**Text passage**
She was wanting in refinement, which very few of the eighteenth
century wits and authors possessed according to more modern notions;
and she abounded in vanity, which, if not necessarily a baneful or
unamiable quality, is a fruitful source of folly and peculiarly
calculated to provoke censure or ridicule. In her, fortunately, its
effects were a good deal modified by the frankness of its avowal and
display, by her habits of self-examination, by her impulsive
generosity of character, and by her readiness to admit the claims and
consult the feelings of others. To seek out and appreciate merit as
she appreciated it, is a high merit in itself.
Her piety was genuine; and old-fashioned politicians, whose watchword
is Church and King, will be delighted with her politics. Literary
men, considering how many curious inquiries depend upon her accuracy,
will be more anxious about her truthfulness, and I have had ample
opportunities of testing it; having not only been led to compare her
narratives with those of others, but to collate her own statements of
the same transactions or circumstances at distant intervals or to
different persons. It is difficult to keep up a large correspondence
without frequent repetition. Sir Walter Scott used to write precisely
the same things to three or four fine-lady friends, and Mrs. Piozzi
could no more be expected to find a fresh budget of news or gossip
for each epistle than the author of "Waverley." Thus, in 1815, she
writes to a Welsh baronet from Bath:
"We have had a fine Dr. Holland here.[1] He has seen and written
about the Ionian Islands; and means now to practise as a physician,
exchanging the Cyclades, say we wits and wags, for the Sick Ladies.

**Dataset excerpt**
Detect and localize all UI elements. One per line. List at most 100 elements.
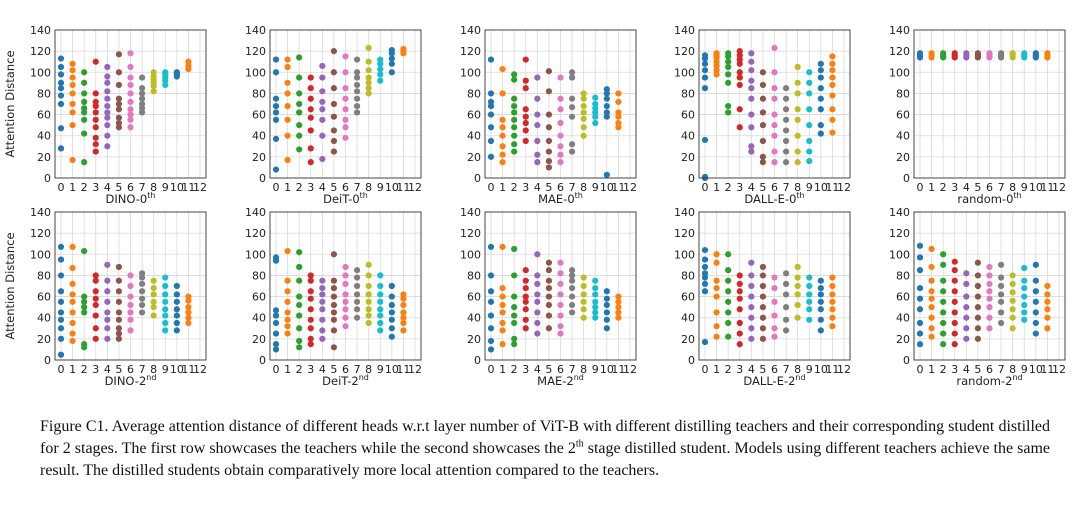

**Exercise tasks**
(1) From the passage on Mrs. Piozzi, return the portion starting with "She was wanting" and going on through "merit in itself.".
(2) According to the passage on Mrs. Piozzi, what did Sir Walter Scott use to do in his letters?
(3) Summarize the passage on Mrs. Piozzi in two sentences.
The data has no connection to the text.

**Outputs**
(1)
She was wanting in refinement, which very few of the eighteenth
century wits and authors possessed according to more modern notions;
and she abounded in vanity, which, if not necessarily a baneful or
unamiable quality, is a fruitful source of folly and peculiarly
calculated to provoke censure or ridicule. In her, fortunately, its
effects were a good deal modified by the frankness of its avowal and
display, by her habits of self-examination, by her impulsive
generosity of character, and by her readiness to admit the claims and
consult the feelings of others. To seek out and appreciate merit as
she appreciated it, is a high merit in itself.

(2) He used to write precisely the same things to three or four fine-lady friends.

(3) Mrs. Piozzi lacked refinement and abounded in vanity, though its effects were modified by her frankness, self-examination, impulsive generosity, and readiness to consult the feelings of others. Her piety was genuine, and the writer tested her truthfulness by comparing her narratives with those of others and with her own statements at different times, noting that a large correspondence, like Scott's, involves frequent repetition.